INSTRUCTIONS TO FOLLOW: Scan the entries below for the word "industrial". Copy each line that has it.

PROVIDED ENTRIES:

:::

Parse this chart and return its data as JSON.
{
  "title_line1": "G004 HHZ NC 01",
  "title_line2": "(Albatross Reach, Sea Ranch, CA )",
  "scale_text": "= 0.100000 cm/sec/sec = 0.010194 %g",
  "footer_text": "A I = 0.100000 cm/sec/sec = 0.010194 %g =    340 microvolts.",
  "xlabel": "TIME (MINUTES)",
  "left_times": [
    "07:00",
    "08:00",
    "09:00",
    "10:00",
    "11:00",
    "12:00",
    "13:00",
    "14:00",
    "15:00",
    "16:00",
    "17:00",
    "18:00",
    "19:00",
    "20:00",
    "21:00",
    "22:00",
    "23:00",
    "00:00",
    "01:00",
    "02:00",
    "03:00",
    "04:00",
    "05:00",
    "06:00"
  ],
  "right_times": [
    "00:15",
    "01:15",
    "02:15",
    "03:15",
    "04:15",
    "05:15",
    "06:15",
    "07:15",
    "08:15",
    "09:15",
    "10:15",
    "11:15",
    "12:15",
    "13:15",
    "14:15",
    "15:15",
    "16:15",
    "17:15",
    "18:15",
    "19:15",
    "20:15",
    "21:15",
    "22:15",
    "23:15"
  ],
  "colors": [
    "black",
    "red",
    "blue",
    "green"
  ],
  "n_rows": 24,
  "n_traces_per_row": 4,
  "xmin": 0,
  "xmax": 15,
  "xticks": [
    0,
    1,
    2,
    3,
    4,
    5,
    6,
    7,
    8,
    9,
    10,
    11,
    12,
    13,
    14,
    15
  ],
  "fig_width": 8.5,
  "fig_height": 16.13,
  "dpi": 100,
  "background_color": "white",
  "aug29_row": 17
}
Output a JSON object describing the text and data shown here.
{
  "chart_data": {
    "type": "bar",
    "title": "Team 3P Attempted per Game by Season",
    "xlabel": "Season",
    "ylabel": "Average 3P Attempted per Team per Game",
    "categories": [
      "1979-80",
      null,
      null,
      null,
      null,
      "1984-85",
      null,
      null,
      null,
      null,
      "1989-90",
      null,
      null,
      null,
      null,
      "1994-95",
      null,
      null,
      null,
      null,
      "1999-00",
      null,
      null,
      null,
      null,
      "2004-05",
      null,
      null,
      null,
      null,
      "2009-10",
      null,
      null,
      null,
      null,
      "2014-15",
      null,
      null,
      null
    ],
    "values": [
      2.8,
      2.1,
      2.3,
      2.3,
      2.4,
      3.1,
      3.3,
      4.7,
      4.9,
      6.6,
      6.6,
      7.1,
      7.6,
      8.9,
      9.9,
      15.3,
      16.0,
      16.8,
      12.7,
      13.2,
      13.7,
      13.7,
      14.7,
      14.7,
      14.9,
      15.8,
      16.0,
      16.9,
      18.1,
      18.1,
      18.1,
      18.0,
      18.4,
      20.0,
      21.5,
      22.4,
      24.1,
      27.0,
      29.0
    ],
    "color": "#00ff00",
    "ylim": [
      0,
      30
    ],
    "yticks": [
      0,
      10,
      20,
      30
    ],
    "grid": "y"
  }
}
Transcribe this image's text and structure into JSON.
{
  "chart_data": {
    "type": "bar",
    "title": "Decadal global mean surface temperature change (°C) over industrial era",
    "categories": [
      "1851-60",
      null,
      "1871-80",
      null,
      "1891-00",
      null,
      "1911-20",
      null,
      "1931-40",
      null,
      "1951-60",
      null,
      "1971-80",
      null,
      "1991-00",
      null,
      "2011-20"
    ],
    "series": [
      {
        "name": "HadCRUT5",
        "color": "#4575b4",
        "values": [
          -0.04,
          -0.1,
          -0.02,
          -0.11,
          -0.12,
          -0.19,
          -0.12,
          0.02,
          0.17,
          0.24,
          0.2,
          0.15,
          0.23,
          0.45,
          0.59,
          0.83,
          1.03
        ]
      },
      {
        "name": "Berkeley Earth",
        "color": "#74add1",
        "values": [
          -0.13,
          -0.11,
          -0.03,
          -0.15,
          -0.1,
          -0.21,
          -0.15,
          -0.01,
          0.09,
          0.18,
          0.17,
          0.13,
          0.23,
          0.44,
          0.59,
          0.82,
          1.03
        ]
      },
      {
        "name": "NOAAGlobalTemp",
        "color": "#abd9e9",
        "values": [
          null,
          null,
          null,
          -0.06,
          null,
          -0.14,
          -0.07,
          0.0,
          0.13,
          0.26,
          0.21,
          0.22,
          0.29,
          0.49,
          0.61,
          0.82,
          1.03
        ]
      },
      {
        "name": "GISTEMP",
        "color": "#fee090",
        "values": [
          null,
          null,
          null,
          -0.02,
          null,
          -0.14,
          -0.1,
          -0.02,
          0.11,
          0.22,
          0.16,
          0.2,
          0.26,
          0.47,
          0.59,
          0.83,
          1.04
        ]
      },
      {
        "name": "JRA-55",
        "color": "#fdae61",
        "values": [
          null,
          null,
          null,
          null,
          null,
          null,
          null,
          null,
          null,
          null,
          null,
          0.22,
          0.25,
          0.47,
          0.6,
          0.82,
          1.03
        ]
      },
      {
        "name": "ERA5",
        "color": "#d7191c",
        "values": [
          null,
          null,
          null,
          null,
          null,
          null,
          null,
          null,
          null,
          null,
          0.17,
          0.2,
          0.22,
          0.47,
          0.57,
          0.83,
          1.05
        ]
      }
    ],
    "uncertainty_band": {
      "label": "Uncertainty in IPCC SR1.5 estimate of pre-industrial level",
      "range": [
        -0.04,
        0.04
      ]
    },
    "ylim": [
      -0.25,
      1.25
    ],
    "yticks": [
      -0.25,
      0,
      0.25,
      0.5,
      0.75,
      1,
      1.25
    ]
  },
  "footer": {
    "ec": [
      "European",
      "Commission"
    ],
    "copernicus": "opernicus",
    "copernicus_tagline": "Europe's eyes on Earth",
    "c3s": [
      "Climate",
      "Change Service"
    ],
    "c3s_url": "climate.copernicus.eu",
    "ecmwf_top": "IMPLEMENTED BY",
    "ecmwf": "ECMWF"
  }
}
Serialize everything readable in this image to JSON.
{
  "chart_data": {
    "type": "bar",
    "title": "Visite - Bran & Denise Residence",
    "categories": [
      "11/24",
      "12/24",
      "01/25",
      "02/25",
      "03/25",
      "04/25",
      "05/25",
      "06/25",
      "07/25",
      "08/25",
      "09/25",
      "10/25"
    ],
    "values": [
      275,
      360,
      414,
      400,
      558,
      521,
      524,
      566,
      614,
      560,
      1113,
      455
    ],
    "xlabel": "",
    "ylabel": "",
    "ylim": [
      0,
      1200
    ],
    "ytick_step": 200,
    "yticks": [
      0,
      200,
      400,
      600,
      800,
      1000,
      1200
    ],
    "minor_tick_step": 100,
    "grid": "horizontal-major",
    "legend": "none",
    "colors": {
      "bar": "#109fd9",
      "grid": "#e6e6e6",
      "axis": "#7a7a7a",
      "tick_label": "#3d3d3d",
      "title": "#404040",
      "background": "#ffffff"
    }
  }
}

:::

ANSWER TO THE PROBLEM:
    "title": "Decadal global mean surface temperature change (°C) over industrial era",
      "label": "Uncertainty in IPCC SR1.5 estimate of pre-industrial level",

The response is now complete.